La mise en abime se produit lorsque des miroirs se font face et emboitent leurs reflets l'un dans l'autre jusqu'à l'infini.
Ce film d'Almodovar marche de cette façon. Il y a un film dans le film, dans le film, dans le film...


Le premier film dans le film est son retour sur son enfance. Sa mère, astre solaire, qui le protège et encaisse tout pour lui assurer un avenir. Dormir par terre comme des gitans, dans une gare vide. Vivre dans une maison troglodyte. Envoyer son fils au séminaire pour lui assurer des études.
En contrepartie la voilà présente, pleine de reproches dans sa vie d'adulte. Si il ne digère pas sa mort, il solde quand même quelques comptes avec elle. Mais les reproches ne sont que du cinéma. Et la dernière scène, superbe, est pour elle.


Le second film dans le film est un point sur son premier succès 30 ans auparavant. Un film dont on ne voit que le générique mais qui fait plaisir aux cinéphiles, de Madrid et d'ailleurs. Jusqu'en Islande. Oui pourquoi l'aime t'on tant en Islande? Ce film, ce succès, fait resurgir et conclure une brouille avec l'acteur principal qui n'avait pas respecté les consignes de jeux. Coupant la légèreté tant désirée par un jeu sombre, mais qui somme toute semble bien convenir après toutes ces années. Cette brouille l'avait empêché de les revoir, l'acteur et le film pendant tout ce temps. Heureusement les cinéphiles vont forcer les retrouvailles.

Exercices:
#1 Recopiez tout ce qui va de « La mise en abime » jusqu'à « est pour elle. » dans l'extrait, en remplaçant « gare » par « église ».
#2 D'après l'extrait, où la mère et son fils dormaient-ils comme des gitans ?

Entrées de données collectées:

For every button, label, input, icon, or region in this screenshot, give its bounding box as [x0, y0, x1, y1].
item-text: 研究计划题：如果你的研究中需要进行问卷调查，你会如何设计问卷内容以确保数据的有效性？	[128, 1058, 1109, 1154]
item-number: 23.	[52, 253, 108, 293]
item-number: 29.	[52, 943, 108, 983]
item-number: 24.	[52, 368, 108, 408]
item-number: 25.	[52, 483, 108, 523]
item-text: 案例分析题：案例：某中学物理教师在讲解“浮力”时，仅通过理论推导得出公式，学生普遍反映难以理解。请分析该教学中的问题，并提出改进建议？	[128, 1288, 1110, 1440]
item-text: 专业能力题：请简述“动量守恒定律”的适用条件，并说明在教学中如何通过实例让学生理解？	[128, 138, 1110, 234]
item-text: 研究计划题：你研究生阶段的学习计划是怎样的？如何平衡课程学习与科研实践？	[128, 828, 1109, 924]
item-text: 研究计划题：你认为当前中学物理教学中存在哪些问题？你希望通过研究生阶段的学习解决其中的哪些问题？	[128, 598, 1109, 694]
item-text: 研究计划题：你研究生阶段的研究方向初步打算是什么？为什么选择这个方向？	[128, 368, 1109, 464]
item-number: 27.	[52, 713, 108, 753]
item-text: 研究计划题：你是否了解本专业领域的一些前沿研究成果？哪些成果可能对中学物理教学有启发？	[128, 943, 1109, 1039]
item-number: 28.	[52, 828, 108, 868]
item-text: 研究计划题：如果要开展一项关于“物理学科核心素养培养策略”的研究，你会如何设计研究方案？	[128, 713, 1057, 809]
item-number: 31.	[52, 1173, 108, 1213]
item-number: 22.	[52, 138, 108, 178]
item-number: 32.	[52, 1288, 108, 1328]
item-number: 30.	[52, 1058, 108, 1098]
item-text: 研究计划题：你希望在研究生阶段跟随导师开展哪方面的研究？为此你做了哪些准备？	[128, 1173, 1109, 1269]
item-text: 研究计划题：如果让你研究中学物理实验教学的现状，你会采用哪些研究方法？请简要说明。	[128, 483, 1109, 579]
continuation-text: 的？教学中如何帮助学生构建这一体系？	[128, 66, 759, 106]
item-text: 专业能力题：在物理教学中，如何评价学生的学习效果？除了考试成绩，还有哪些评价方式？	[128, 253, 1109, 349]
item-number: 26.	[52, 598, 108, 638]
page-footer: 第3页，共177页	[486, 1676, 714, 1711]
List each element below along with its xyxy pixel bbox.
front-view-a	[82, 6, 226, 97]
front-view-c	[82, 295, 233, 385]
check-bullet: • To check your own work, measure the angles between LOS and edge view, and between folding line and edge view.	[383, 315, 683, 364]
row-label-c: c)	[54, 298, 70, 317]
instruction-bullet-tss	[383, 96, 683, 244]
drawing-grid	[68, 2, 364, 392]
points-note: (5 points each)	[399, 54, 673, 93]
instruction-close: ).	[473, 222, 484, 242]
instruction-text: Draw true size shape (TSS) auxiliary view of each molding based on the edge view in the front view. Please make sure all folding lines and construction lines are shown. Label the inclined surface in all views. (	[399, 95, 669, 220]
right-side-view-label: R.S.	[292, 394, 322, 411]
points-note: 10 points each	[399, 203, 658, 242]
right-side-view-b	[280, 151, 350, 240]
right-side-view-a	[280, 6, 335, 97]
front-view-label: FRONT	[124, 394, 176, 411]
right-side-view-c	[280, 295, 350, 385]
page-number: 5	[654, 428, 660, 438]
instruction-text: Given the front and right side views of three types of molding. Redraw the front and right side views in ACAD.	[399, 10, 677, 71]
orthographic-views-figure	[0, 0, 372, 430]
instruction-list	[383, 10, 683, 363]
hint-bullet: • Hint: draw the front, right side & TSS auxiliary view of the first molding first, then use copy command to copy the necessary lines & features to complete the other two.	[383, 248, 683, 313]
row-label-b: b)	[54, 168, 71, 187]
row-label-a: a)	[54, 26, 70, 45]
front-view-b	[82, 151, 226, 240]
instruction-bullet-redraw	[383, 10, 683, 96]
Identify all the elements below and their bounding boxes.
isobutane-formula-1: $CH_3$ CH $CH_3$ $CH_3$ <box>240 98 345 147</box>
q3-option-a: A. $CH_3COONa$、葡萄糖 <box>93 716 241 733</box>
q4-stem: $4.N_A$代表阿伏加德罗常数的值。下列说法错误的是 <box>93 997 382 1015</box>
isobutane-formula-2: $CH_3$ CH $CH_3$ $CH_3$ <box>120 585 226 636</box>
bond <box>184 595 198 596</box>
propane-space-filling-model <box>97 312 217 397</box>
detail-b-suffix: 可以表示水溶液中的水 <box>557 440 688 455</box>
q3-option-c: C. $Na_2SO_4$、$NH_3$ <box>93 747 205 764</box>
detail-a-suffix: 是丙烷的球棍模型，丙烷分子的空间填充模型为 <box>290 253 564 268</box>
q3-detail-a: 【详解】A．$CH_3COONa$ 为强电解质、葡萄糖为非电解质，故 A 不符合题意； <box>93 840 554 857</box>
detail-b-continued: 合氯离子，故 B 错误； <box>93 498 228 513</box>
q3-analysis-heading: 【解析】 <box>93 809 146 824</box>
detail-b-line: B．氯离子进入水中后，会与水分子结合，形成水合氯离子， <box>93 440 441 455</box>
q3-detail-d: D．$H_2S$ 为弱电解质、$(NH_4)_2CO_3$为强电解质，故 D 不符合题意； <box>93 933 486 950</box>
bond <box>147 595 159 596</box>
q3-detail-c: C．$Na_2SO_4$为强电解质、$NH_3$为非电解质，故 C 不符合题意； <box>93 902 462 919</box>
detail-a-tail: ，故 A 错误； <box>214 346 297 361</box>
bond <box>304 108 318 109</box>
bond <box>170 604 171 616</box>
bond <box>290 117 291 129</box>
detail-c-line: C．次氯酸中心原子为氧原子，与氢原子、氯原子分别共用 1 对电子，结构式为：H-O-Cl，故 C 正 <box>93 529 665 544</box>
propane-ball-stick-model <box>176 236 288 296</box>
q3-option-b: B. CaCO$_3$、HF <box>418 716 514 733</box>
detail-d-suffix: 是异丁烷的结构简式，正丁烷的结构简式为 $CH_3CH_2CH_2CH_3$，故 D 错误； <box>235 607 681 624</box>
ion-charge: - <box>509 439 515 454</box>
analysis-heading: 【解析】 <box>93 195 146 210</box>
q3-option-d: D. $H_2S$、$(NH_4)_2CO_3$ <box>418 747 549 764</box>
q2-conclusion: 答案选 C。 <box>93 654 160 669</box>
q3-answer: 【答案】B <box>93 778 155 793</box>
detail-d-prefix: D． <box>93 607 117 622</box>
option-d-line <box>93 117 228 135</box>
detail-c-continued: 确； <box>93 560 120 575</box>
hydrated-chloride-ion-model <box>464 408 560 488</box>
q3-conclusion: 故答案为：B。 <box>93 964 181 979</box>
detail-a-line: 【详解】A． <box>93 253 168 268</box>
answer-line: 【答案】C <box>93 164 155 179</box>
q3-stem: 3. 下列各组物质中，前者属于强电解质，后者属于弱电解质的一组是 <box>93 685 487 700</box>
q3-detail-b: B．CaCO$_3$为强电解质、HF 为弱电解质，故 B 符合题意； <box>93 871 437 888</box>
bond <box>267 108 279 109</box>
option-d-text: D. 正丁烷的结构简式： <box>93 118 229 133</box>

Réponses par exercice:
#1
La mise en abime se produit lorsque des miroirs se font face et emboitent leurs reflets l'un dans l'autre jusqu'à l'infini.
Ce film d'Almodovar marche de cette façon. Il y a un film dans le film, dans le film, dans le film...


Le premier film dans le film est son retour sur son enfance. Sa mère, astre solaire, qui le protège et encaisse tout pour lui assurer un avenir. Dormir par terre comme des gitans, dans une église vide. Vivre dans une maison troglodyte. Envoyer son fils au séminaire pour lui assurer des études.
En contrepartie la voilà présente, pleine de reproches dans sa vie d'adulte. Si il ne digère pas sa mort, il solde quand même quelques comptes avec elle. Mais les reproches ne sont que du cinéma. Et la dernière scène, superbe, est pour elle.

#2 Ils dormaient par terre, dans une gare vide.